**The exercise**
Print the records again, character for character.
#### Entries ####
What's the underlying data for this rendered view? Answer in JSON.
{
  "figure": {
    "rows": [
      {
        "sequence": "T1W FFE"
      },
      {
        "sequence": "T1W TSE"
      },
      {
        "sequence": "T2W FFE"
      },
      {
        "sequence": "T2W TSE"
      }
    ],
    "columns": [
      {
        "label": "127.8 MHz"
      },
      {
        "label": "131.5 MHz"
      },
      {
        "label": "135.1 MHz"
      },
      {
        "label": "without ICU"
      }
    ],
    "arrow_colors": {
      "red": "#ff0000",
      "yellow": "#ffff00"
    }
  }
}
####
**Response to this exercise**
What's the underlying data for this rendered view? Answer in JSON.
{
  "figure": {
    "rows": [
      {
        "sequence": "T1W FFE"
      },
      {
        "sequence": "T1W TSE"
      },
      {
        "sequence": "T2W FFE"
      },
      {
        "sequence": "T2W TSE"
      }
    ],
    "columns": [
      {
        "label": "127.8 MHz"
      },
      {
        "label": "131.5 MHz"
      },
      {
        "label": "135.1 MHz"
      },
      {
        "label": "without ICU"
      }
    ],
    "arrow_colors": {
      "red": "#ff0000",
      "yellow": "#ffff00"
    }
  }
}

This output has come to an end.